Work required >>
Under this task are some entries; return every one of them exactly.

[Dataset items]

============================================================

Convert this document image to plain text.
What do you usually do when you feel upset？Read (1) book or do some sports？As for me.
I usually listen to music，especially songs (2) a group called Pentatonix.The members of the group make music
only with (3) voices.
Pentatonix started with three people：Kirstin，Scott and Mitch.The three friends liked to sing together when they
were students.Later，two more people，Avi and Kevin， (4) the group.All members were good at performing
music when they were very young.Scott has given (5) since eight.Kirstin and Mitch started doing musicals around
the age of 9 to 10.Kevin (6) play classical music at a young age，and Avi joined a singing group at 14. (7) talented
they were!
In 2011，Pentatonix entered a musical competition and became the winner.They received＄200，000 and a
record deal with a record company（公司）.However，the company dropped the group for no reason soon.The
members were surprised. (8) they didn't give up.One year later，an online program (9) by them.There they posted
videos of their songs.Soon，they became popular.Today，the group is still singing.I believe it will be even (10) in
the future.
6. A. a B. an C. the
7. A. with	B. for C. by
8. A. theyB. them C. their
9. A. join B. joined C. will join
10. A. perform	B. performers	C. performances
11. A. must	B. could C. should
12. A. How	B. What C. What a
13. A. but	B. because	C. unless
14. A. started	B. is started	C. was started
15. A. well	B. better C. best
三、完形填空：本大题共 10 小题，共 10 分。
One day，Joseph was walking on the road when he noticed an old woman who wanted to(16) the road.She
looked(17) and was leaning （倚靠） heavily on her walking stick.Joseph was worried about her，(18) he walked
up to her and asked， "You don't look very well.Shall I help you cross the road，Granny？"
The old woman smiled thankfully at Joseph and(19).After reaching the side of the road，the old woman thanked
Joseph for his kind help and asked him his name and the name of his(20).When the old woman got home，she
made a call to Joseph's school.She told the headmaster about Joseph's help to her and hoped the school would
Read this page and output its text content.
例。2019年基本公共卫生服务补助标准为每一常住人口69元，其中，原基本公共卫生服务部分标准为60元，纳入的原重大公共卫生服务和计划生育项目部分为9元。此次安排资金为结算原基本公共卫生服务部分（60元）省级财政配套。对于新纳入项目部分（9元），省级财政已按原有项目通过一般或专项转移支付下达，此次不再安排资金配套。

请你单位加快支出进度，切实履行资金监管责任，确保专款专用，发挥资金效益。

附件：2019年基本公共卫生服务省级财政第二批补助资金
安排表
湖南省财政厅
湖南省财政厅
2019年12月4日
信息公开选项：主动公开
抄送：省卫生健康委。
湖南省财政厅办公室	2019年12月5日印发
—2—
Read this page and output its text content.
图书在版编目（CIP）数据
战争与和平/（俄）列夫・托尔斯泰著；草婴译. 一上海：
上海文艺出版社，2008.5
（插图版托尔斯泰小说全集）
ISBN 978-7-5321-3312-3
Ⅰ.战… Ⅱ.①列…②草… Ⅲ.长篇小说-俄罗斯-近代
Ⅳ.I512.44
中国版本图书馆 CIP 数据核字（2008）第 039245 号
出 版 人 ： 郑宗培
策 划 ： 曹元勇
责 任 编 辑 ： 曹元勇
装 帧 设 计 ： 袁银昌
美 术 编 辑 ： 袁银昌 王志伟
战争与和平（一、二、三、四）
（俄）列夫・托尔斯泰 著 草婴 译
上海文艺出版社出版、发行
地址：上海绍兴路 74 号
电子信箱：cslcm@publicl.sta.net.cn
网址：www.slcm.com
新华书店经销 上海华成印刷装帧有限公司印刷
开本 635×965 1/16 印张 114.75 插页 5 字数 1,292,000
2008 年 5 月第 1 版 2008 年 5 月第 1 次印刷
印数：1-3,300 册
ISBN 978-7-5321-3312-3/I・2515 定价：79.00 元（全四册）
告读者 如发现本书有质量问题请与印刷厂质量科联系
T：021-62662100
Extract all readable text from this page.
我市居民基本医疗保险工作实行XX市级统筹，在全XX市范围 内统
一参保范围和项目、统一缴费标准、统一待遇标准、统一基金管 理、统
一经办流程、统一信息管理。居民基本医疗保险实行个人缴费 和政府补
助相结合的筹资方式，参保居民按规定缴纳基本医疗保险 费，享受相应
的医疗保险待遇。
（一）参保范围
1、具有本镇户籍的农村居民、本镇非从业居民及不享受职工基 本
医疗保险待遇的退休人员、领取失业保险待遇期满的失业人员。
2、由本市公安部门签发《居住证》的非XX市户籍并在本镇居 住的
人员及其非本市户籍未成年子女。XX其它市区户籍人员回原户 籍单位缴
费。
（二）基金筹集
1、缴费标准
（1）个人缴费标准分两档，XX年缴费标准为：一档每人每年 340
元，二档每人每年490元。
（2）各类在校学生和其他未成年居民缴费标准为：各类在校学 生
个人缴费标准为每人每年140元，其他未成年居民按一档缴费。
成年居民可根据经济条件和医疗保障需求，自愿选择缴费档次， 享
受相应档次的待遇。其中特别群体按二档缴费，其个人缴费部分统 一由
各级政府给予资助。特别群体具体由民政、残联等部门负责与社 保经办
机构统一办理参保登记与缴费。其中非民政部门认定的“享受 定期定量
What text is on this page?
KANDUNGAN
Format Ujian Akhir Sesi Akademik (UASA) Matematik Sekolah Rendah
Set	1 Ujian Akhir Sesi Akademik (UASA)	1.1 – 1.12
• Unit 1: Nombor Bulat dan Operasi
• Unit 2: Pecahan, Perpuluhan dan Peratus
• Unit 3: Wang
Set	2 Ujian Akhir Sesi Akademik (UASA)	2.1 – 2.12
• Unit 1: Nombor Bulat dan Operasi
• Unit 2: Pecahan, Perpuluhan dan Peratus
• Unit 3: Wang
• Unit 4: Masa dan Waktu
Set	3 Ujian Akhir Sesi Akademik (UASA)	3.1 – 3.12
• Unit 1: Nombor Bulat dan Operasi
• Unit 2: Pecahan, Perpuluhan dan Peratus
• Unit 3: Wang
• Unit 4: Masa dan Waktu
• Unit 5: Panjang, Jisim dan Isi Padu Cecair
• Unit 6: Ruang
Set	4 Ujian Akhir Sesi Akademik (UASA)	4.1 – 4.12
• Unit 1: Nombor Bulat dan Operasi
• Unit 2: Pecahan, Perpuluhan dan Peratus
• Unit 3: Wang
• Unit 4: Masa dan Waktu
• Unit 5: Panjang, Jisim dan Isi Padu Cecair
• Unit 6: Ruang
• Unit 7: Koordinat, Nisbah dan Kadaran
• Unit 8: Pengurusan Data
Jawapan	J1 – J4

============================================================

Completed task >>
Convert this document image to plain text.
What do you usually do when you feel upset？Read (1) book or do some sports？As for me.
I usually listen to music，especially songs (2) a group called Pentatonix.The members of the group make music
only with (3) voices.
Pentatonix started with three people：Kirstin，Scott and Mitch.The three friends liked to sing together when they
were students.Later，two more people，Avi and Kevin， (4) the group.All members were good at performing
music when they were very young.Scott has given (5) since eight.Kirstin and Mitch started doing musicals around
the age of 9 to 10.Kevin (6) play classical music at a young age，and Avi joined a singing group at 14. (7) talented
they were!
In 2011，Pentatonix entered a musical competition and became the winner.They received＄200，000 and a
record deal with a record company（公司）.However，the company dropped the group for no reason soon.The
members were surprised. (8) they didn't give up.One year later，an online program (9) by them.There they posted
videos of their songs.Soon，they became popular.Today，the group is still singing.I believe it will be even (10) in
the future.
6. A. a B. an C. the
7. A. with	B. for C. by
8. A. theyB. them C. their
9. A. join B. joined C. will join
10. A. perform	B. performers	C. performances
11. A. must	B. could C. should
12. A. How	B. What C. What a
13. A. but	B. because	C. unless
14. A. started	B. is started	C. was started
15. A. well	B. better C. best
三、完形填空：本大题共 10 小题，共 10 分。
One day，Joseph was walking on the road when he noticed an old woman who wanted to(16) the road.She
looked(17) and was leaning （倚靠） heavily on her walking stick.Joseph was worried about her，(18) he walked
up to her and asked， "You don't look very well.Shall I help you cross the road，Granny？"
The old woman smiled thankfully at Joseph and(19).After reaching the side of the road，the old woman thanked
Joseph for his kind help and asked him his name and the name of his(20).When the old woman got home，she
made a call to Joseph's school.She told the headmaster about Joseph's help to her and hoped the school would
Read this page and output its text content.
例。2019年基本公共卫生服务补助标准为每一常住人口69元，其中，原基本公共卫生服务部分标准为60元，纳入的原重大公共卫生服务和计划生育项目部分为9元。此次安排资金为结算原基本公共卫生服务部分（60元）省级财政配套。对于新纳入项目部分（9元），省级财政已按原有项目通过一般或专项转移支付下达，此次不再安排资金配套。

请你单位加快支出进度，切实履行资金监管责任，确保专款专用，发挥资金效益。

附件：2019年基本公共卫生服务省级财政第二批补助资金
安排表
湖南省财政厅
湖南省财政厅
2019年12月4日
信息公开选项：主动公开
抄送：省卫生健康委。
湖南省财政厅办公室	2019年12月5日印发
—2—
Read this page and output its text content.
图书在版编目（CIP）数据
战争与和平/（俄）列夫・托尔斯泰著；草婴译. 一上海：
上海文艺出版社，2008.5
（插图版托尔斯泰小说全集）
ISBN 978-7-5321-3312-3
Ⅰ.战… Ⅱ.①列…②草… Ⅲ.长篇小说-俄罗斯-近代
Ⅳ.I512.44
中国版本图书馆 CIP 数据核字（2008）第 039245 号
出 版 人 ： 郑宗培
策 划 ： 曹元勇
责 任 编 辑 ： 曹元勇
装 帧 设 计 ： 袁银昌
美 术 编 辑 ： 袁银昌 王志伟
战争与和平（一、二、三、四）
（俄）列夫・托尔斯泰 著 草婴 译
上海文艺出版社出版、发行
地址：上海绍兴路 74 号
电子信箱：cslcm@publicl.sta.net.cn
网址：www.slcm.com
新华书店经销 上海华成印刷装帧有限公司印刷
开本 635×965 1/16 印张 114.75 插页 5 字数 1,292,000
2008 年 5 月第 1 版 2008 年 5 月第 1 次印刷
印数：1-3,300 册
ISBN 978-7-5321-3312-3/I・2515 定价：79.00 元（全四册）
告读者 如发现本书有质量问题请与印刷厂质量科联系
T：021-62662100
Extract all readable text from this page.
我市居民基本医疗保险工作实行XX市级统筹，在全XX市范围 内统
一参保范围和项目、统一缴费标准、统一待遇标准、统一基金管 理、统
一经办流程、统一信息管理。居民基本医疗保险实行个人缴费 和政府补
助相结合的筹资方式，参保居民按规定缴纳基本医疗保险 费，享受相应
的医疗保险待遇。
（一）参保范围
1、具有本镇户籍的农村居民、本镇非从业居民及不享受职工基 本
医疗保险待遇的退休人员、领取失业保险待遇期满的失业人员。
2、由本市公安部门签发《居住证》的非XX市户籍并在本镇居 住的
人员及其非本市户籍未成年子女。XX其它市区户籍人员回原户 籍单位缴
费。
（二）基金筹集
1、缴费标准
（1）个人缴费标准分两档，XX年缴费标准为：一档每人每年 340
元，二档每人每年490元。
（2）各类在校学生和其他未成年居民缴费标准为：各类在校学 生
个人缴费标准为每人每年140元，其他未成年居民按一档缴费。
成年居民可根据经济条件和医疗保障需求，自愿选择缴费档次， 享
受相应档次的待遇。其中特别群体按二档缴费，其个人缴费部分统 一由
各级政府给予资助。特别群体具体由民政、残联等部门负责与社 保经办
机构统一办理参保登记与缴费。其中非民政部门认定的“享受 定期定量
What text is on this page?
KANDUNGAN
Format Ujian Akhir Sesi Akademik (UASA) Matematik Sekolah Rendah
Set	1 Ujian Akhir Sesi Akademik (UASA)	1.1 – 1.12
• Unit 1: Nombor Bulat dan Operasi
• Unit 2: Pecahan, Perpuluhan dan Peratus
• Unit 3: Wang
Set	2 Ujian Akhir Sesi Akademik (UASA)	2.1 – 2.12
• Unit 1: Nombor Bulat dan Operasi
• Unit 2: Pecahan, Perpuluhan dan Peratus
• Unit 3: Wang
• Unit 4: Masa dan Waktu
Set	3 Ujian Akhir Sesi Akademik (UASA)	3.1 – 3.12
• Unit 1: Nombor Bulat dan Operasi
• Unit 2: Pecahan, Perpuluhan dan Peratus
• Unit 3: Wang
• Unit 4: Masa dan Waktu
• Unit 5: Panjang, Jisim dan Isi Padu Cecair
• Unit 6: Ruang
Set	4 Ujian Akhir Sesi Akademik (UASA)	4.1 – 4.12
• Unit 1: Nombor Bulat dan Operasi
• Unit 2: Pecahan, Perpuluhan dan Peratus
• Unit 3: Wang
• Unit 4: Masa dan Waktu
• Unit 5: Panjang, Jisim dan Isi Padu Cecair
• Unit 6: Ruang
• Unit 7: Koordinat, Nisbah dan Kadaran
• Unit 8: Pengurusan Data
Jawapan	J1 – J4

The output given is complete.